DIRECTIONS FOR THIS TASK » The records below must be retyped exactly.

— start of INPUT FOR THIS TASK —

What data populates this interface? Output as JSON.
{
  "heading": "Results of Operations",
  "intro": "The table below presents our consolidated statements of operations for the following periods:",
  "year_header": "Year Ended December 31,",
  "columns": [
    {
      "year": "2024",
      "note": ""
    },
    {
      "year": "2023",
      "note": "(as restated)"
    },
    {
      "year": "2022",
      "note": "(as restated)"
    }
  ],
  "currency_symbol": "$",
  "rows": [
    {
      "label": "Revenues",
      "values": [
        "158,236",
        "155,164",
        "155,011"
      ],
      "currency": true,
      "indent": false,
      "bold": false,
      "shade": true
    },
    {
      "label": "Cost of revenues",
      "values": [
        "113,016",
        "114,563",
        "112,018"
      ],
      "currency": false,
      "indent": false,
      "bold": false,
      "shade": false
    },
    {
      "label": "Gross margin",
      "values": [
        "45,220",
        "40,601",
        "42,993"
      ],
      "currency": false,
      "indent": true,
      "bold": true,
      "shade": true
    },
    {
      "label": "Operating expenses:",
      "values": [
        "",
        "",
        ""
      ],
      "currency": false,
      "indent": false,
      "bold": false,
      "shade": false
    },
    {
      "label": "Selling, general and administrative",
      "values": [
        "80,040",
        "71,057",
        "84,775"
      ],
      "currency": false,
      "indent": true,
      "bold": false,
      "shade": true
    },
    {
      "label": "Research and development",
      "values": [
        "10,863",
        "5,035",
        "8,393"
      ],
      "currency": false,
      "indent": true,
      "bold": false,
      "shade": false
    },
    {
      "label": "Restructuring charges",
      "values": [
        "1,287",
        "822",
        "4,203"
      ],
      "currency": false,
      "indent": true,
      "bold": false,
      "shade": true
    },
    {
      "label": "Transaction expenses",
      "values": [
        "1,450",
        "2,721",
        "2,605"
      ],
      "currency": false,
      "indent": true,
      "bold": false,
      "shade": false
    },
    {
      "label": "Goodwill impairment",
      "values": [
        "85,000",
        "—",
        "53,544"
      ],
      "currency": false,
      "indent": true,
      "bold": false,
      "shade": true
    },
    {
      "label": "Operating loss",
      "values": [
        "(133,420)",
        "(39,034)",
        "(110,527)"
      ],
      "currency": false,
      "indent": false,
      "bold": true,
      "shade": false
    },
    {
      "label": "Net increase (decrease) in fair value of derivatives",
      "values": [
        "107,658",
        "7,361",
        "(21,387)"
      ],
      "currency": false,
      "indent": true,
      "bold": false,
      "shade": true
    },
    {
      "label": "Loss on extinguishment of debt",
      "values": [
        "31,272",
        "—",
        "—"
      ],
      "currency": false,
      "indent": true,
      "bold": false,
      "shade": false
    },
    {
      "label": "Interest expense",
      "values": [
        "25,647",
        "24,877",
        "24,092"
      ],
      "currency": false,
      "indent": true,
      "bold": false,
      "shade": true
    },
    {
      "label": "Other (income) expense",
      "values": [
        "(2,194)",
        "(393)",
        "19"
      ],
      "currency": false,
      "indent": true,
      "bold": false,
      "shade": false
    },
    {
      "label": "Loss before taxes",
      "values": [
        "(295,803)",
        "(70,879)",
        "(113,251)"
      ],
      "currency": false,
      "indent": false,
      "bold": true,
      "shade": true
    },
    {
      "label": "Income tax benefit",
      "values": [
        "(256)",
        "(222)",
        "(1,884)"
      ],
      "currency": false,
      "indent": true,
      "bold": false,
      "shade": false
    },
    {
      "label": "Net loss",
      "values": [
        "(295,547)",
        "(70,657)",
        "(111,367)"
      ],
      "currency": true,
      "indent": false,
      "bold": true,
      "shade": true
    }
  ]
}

— end of INPUT FOR THIS TASK —

CORRECT RESPONSE »
What data populates this interface? Output as JSON.
{
  "heading": "Results of Operations",
  "intro": "The table below presents our consolidated statements of operations for the following periods:",
  "year_header": "Year Ended December 31,",
  "columns": [
    {
      "year": "2024",
      "note": ""
    },
    {
      "year": "2023",
      "note": "(as restated)"
    },
    {
      "year": "2022",
      "note": "(as restated)"
    }
  ],
  "currency_symbol": "$",
  "rows": [
    {
      "label": "Revenues",
      "values": [
        "158,236",
        "155,164",
        "155,011"
      ],
      "currency": true,
      "indent": false,
      "bold": false,
      "shade": true
    },
    {
      "label": "Cost of revenues",
      "values": [
        "113,016",
        "114,563",
        "112,018"
      ],
      "currency": false,
      "indent": false,
      "bold": false,
      "shade": false
    },
    {
      "label": "Gross margin",
      "values": [
        "45,220",
        "40,601",
        "42,993"
      ],
      "currency": false,
      "indent": true,
      "bold": true,
      "shade": true
    },
    {
      "label": "Operating expenses:",
      "values": [
        "",
        "",
        ""
      ],
      "currency": false,
      "indent": false,
      "bold": false,
      "shade": false
    },
    {
      "label": "Selling, general and administrative",
      "values": [
        "80,040",
        "71,057",
        "84,775"
      ],
      "currency": false,
      "indent": true,
      "bold": false,
      "shade": true
    },
    {
      "label": "Research and development",
      "values": [
        "10,863",
        "5,035",
        "8,393"
      ],
      "currency": false,
      "indent": true,
      "bold": false,
      "shade": false
    },
    {
      "label": "Restructuring charges",
      "values": [
        "1,287",
        "822",
        "4,203"
      ],
      "currency": false,
      "indent": true,
      "bold": false,
      "shade": true
    },
    {
      "label": "Transaction expenses",
      "values": [
        "1,450",
        "2,721",
        "2,605"
      ],
      "currency": false,
      "indent": true,
      "bold": false,
      "shade": false
    },
    {
      "label": "Goodwill impairment",
      "values": [
        "85,000",
        "—",
        "53,544"
      ],
      "currency": false,
      "indent": true,
      "bold": false,
      "shade": true
    },
    {
      "label": "Operating loss",
      "values": [
        "(133,420)",
        "(39,034)",
        "(110,527)"
      ],
      "currency": false,
      "indent": false,
      "bold": true,
      "shade": false
    },
    {
      "label": "Net increase (decrease) in fair value of derivatives",
      "values": [
        "107,658",
        "7,361",
        "(21,387)"
      ],
      "currency": false,
      "indent": true,
      "bold": false,
      "shade": true
    },
    {
      "label": "Loss on extinguishment of debt",
      "values": [
        "31,272",
        "—",
        "—"
      ],
      "currency": false,
      "indent": true,
      "bold": false,
      "shade": false
    },
    {
      "label": "Interest expense",
      "values": [
        "25,647",
        "24,877",
        "24,092"
      ],
      "currency": false,
      "indent": true,
      "bold": false,
      "shade": true
    },
    {
      "label": "Other (income) expense",
      "values": [
        "(2,194)",
        "(393)",
        "19"
      ],
      "currency": false,
      "indent": true,
      "bold": false,
      "shade": false
    },
    {
      "label": "Loss before taxes",
      "values": [
        "(295,803)",
        "(70,879)",
        "(113,251)"
      ],
      "currency": false,
      "indent": false,
      "bold": true,
      "shade": true
    },
    {
      "label": "Income tax benefit",
      "values": [
        "(256)",
        "(222)",
        "(1,884)"
      ],
      "currency": false,
      "indent": true,
      "bold": false,
      "shade": false
    },
    {
      "label": "Net loss",
      "values": [
        "(295,547)",
        "(70,657)",
        "(111,367)"
      ],
      "currency": true,
      "indent": false,
      "bold": true,
      "shade": true
    }
  ]
}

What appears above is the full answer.